**DOCUMENT**
With the continuing development of techniques for monitoring fluid flow using remote observations, there is an increasing need to model the associated deformation of the porous rock containing the fluid. Such modeling helps us understand displacements induced by fluid flow, as observed by geodetic methods and seismic time strains. Coupled modeling also provides insight into the deformation-induced flow associated with the passage of an elastic wave. Understanding this phenomena, and its relationship to the properties of a porous medium, are critical for effective time-lapse monitoring of fluid flow. Time-lapse monitoring provides a basis for the inverse problem: the determination of the properties of a porous medium using remote observations. In this chapter we develop solutions for coupled deformation and fluid flow. While one goal is the resulting efficiency associated with trajectory-based solutions for both forward and inverse modeling, the insight provided by the semi-analytic solutions is equally important to our understanding. The end result of our efforts will be similar to what we found in earlier chapters: an equation for the phase and for the trajectories. The primary difference will be the appearance of multiple phase velocities, revealing the existance of elastic-like fast waves, and slow diffusion-like modes of propagation.

**PROBLEM A**
In the passage on coupled deformation and fluid flow, what does time-lapse monitoring provide a basis for?
**PROBLEM B**
Go on with the passage on coupled deformation and fluid flow, picking up after its final sentence.

**AVAILABLE DATA**
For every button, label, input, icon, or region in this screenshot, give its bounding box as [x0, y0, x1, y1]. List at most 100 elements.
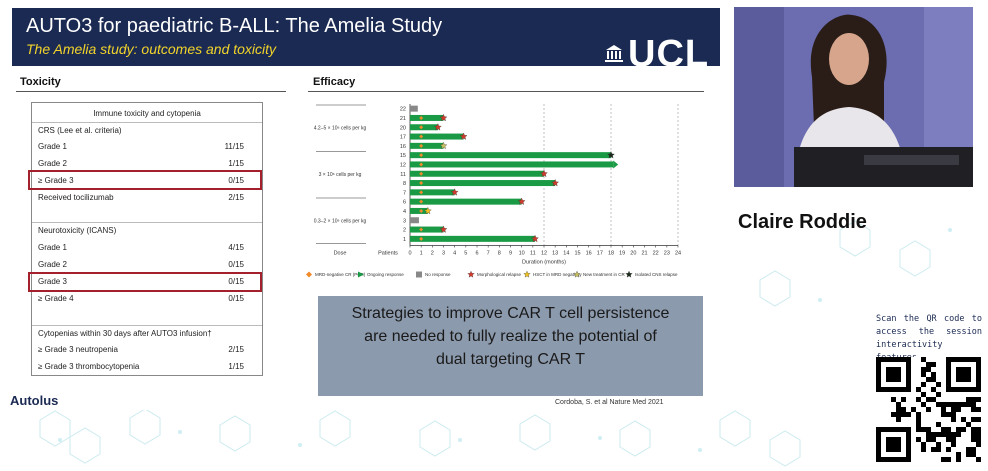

**OUTPUT A**
The inverse problem: determining the properties of a porous medium using remote observations.

**OUTPUT B**
In this chapter we consider two important situations in which the governing equations simplify. First, when a single fluid is present in a poroelastic medium, the non-linearity due to saturation-dependent properties disappears and the resulting equations are linear for small strain rates. Second, for the small but rapid displacements associated with the passage of an elastic wave through a poroelastic medium, we can linearize the equations about the existing saturation distribution.

Deformation in a porous body containing a single fluid

The governing equations

For fluid injection over a time period during which viscoelastic and plastic behavior are not significant, one may model the reservoir and the surrounding regions as a poroelastic medium. In this approximation, we assume that the porous skeleton behaves elastically while the injected material behaves as a Newtonian viscous fluid. We are free to adopt the constitutive models and the coupling terms discussed in Chapter 2. Thus, we can begin with the governing Equations (2.154) and (2.155).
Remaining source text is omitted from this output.